# Your objective
Leave out the images and repeat the listing below without a single change.
######
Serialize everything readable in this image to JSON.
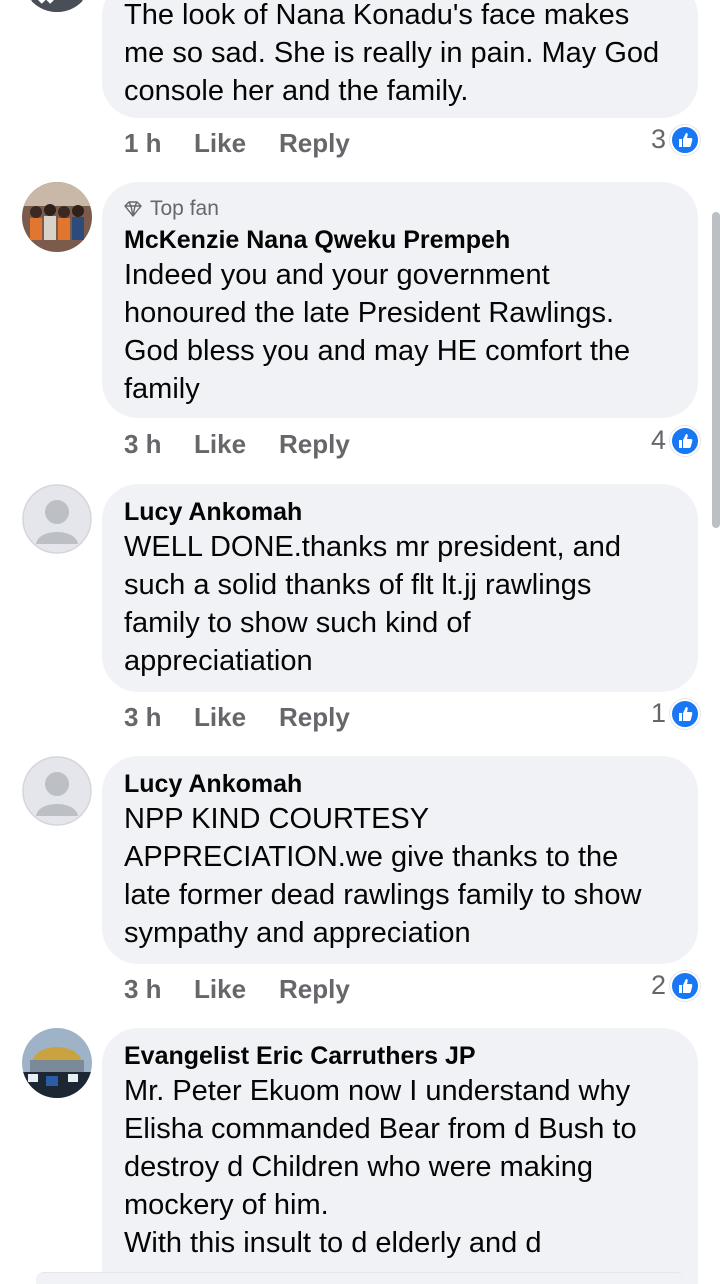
{
  "comments": [
    {
      "author": "",
      "badge": "",
      "lines": [
        "The look of Nana Konadu's face makes",
        "me so sad. She is really in pain. May God",
        "console her and the family."
      ],
      "time": "1 h",
      "like_label": "Like",
      "reply_label": "Reply",
      "reactions": "3"
    },
    {
      "author": "McKenzie Nana Qweku Prempeh",
      "badge": "Top fan",
      "lines": [
        "Indeed you and your government",
        "honoured the late President Rawlings.",
        "God bless you and may HE comfort the",
        "family"
      ],
      "time": "3 h",
      "like_label": "Like",
      "reply_label": "Reply",
      "reactions": "4"
    },
    {
      "author": "Lucy Ankomah",
      "badge": "",
      "lines": [
        "WELL DONE.thanks mr president, and",
        "such a solid thanks of flt lt.jj rawlings",
        "family to show such kind of",
        "appreciatiation"
      ],
      "time": "3 h",
      "like_label": "Like",
      "reply_label": "Reply",
      "reactions": "1"
    },
    {
      "author": "Lucy Ankomah",
      "badge": "",
      "lines": [
        "NPP KIND COURTESY",
        "APPRECIATION.we give thanks to the",
        "late former dead rawlings family to show",
        "sympathy and appreciation"
      ],
      "time": "3 h",
      "like_label": "Like",
      "reply_label": "Reply",
      "reactions": "2"
    },
    {
      "author": "Evangelist Eric Carruthers JP",
      "badge": "",
      "lines": [
        "Mr. Peter Ekuom now I understand why",
        "Elisha commanded Bear from d Bush to",
        "destroy d Children who were making",
        "mockery of him.",
        "With this insult to d elderly and d"
      ],
      "time": "",
      "like_label": "",
      "reply_label": "",
      "reactions": ""
    }
  ],
  "colors": {
    "bubble": "#f0f2f5",
    "meta_text": "#65676b",
    "like_blue": "#1877f2"
  },
  "icons": {
    "badge": "diamond-icon",
    "reaction": "thumbs-up-icon"
  }
}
######
# Answer
Serialize everything readable in this image to JSON.
{
  "comments": [
    {
      "author": "",
      "badge": "",
      "lines": [
        "The look of Nana Konadu's face makes",
        "me so sad. She is really in pain. May God",
        "console her and the family."
      ],
      "time": "1 h",
      "like_label": "Like",
      "reply_label": "Reply",
      "reactions": "3"
    },
    {
      "author": "McKenzie Nana Qweku Prempeh",
      "badge": "Top fan",
      "lines": [
        "Indeed you and your government",
        "honoured the late President Rawlings.",
        "God bless you and may HE comfort the",
        "family"
      ],
      "time": "3 h",
      "like_label": "Like",
      "reply_label": "Reply",
      "reactions": "4"
    },
    {
      "author": "Lucy Ankomah",
      "badge": "",
      "lines": [
        "WELL DONE.thanks mr president, and",
        "such a solid thanks of flt lt.jj rawlings",
        "family to show such kind of",
        "appreciatiation"
      ],
      "time": "3 h",
      "like_label": "Like",
      "reply_label": "Reply",
      "reactions": "1"
    },
    {
      "author": "Lucy Ankomah",
      "badge": "",
      "lines": [
        "NPP KIND COURTESY",
        "APPRECIATION.we give thanks to the",
        "late former dead rawlings family to show",
        "sympathy and appreciation"
      ],
      "time": "3 h",
      "like_label": "Like",
      "reply_label": "Reply",
      "reactions": "2"
    },
    {
      "author": "Evangelist Eric Carruthers JP",
      "badge": "",
      "lines": [
        "Mr. Peter Ekuom now I understand why",
        "Elisha commanded Bear from d Bush to",
        "destroy d Children who were making",
        "mockery of him.",
        "With this insult to d elderly and d"
      ],
      "time": "",
      "like_label": "",
      "reply_label": "",
      "reactions": ""
    }
  ],
  "colors": {
    "bubble": "#f0f2f5",
    "meta_text": "#65676b",
    "like_blue": "#1877f2"
  },
  "icons": {
    "badge": "diamond-icon",
    "reaction": "thumbs-up-icon"
  }
}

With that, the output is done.